Stored data:
==========

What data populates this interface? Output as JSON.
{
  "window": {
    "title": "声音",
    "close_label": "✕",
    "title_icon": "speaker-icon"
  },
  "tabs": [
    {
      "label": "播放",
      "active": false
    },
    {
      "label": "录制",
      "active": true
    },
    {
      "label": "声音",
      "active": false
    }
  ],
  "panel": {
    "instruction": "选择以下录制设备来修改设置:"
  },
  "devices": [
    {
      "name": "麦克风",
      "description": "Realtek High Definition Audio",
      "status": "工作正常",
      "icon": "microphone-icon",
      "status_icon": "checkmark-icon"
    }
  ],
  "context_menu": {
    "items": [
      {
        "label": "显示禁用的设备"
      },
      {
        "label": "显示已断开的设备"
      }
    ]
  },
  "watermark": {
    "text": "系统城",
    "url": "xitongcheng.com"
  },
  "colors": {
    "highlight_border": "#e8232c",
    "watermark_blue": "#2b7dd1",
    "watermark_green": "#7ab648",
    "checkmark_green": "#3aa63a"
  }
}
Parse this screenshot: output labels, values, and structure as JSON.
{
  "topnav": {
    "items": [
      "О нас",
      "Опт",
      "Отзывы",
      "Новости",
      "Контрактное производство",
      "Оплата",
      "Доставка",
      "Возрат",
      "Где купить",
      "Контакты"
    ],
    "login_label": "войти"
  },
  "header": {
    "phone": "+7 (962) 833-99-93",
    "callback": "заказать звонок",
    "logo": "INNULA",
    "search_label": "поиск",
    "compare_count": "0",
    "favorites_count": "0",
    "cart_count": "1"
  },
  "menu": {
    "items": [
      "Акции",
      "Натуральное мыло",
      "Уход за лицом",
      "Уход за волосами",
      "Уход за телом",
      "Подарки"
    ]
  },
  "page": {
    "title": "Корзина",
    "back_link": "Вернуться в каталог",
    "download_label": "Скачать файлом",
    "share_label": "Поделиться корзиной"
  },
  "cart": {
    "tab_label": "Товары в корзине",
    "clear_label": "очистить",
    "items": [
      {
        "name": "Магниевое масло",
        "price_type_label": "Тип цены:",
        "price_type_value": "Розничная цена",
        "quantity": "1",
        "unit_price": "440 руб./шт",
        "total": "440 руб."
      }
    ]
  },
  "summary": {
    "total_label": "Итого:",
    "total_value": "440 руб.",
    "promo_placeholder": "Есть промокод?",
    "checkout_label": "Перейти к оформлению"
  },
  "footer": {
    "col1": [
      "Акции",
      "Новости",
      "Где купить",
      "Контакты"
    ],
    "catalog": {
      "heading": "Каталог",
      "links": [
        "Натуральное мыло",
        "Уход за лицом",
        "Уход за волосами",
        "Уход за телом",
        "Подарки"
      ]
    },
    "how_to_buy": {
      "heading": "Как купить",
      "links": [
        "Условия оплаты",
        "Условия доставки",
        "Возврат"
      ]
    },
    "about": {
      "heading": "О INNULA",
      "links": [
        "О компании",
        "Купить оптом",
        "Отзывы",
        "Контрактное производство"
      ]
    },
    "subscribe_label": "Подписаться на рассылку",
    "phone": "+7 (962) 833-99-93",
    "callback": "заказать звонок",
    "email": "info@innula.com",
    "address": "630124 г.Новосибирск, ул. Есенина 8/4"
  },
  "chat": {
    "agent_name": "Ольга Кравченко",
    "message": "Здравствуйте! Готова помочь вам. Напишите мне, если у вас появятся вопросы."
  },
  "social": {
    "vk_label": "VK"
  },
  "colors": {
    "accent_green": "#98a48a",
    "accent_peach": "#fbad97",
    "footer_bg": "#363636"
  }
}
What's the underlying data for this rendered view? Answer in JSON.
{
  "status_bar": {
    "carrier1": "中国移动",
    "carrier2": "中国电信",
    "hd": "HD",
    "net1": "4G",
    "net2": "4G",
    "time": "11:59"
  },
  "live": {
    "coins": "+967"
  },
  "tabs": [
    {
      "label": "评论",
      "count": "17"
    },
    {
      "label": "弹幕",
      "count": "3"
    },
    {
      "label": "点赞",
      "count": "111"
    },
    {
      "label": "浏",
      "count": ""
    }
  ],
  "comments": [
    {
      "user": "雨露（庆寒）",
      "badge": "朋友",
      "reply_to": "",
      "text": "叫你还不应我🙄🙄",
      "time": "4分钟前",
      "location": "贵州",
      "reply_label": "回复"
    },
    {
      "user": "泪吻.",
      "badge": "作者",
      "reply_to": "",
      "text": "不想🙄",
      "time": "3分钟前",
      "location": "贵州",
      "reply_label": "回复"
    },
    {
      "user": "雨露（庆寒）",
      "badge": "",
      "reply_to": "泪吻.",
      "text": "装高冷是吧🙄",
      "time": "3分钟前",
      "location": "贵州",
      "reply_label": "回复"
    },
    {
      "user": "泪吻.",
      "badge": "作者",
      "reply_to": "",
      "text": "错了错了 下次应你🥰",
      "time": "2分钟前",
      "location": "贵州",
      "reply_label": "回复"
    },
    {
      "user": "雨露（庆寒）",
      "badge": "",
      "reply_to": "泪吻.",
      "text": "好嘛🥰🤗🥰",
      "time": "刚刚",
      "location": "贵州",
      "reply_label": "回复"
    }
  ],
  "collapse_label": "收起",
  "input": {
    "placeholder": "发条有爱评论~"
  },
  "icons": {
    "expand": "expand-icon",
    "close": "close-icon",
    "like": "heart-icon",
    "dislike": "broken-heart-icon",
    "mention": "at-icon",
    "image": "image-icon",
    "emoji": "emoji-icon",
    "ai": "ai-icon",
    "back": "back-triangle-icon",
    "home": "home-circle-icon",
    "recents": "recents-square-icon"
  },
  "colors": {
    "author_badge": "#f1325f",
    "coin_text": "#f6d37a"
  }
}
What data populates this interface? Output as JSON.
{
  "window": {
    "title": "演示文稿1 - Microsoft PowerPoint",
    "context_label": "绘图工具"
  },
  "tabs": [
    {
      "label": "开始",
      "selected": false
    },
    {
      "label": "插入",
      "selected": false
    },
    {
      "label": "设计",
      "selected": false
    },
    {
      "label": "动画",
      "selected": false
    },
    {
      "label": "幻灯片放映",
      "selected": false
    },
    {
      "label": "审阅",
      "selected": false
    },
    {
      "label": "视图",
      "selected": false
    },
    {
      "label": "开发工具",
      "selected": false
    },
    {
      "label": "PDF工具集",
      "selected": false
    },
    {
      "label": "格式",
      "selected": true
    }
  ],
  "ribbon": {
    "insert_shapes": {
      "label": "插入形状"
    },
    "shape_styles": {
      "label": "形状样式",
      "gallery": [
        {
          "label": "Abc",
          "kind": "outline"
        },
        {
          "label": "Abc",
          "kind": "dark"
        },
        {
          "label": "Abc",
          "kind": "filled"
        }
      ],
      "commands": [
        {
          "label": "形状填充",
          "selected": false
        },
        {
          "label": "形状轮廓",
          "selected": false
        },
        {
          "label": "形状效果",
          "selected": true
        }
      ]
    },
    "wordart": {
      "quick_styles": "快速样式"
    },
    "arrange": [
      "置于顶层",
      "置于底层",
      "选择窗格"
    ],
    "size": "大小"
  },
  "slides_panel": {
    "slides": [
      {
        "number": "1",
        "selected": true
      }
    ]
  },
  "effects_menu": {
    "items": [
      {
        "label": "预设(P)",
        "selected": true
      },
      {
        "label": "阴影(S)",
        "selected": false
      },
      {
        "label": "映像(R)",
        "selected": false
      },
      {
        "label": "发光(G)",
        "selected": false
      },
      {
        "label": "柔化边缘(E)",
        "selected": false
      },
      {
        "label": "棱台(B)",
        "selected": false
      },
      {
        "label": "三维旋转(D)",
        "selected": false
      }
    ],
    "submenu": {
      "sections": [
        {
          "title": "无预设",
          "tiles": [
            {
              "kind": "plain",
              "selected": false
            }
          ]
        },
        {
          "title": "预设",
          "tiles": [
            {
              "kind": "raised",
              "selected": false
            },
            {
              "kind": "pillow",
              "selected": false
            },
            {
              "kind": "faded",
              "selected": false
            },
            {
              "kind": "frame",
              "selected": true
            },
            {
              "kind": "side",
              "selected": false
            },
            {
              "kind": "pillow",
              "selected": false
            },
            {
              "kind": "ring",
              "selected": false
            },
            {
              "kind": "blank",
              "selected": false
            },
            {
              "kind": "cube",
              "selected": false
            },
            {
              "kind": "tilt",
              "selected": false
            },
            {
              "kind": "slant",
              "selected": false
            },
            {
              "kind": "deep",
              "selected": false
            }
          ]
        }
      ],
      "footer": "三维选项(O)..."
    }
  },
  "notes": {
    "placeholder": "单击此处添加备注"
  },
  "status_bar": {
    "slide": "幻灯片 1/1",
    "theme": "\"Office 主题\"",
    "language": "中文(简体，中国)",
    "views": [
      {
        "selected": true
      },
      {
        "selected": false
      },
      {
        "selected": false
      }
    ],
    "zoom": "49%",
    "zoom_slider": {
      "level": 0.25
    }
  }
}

==========

WRITTEN EXERCISE: Select all lines in the listing that include the word "this".

REPLY TO THE EXERCISE:
What data populates this interface? Output as JSON.
Parse this screenshot: output labels, values, and structure as JSON.
What's the underlying data for this rendered view? Answer in JSON.
What data populates this interface? Output as JSON.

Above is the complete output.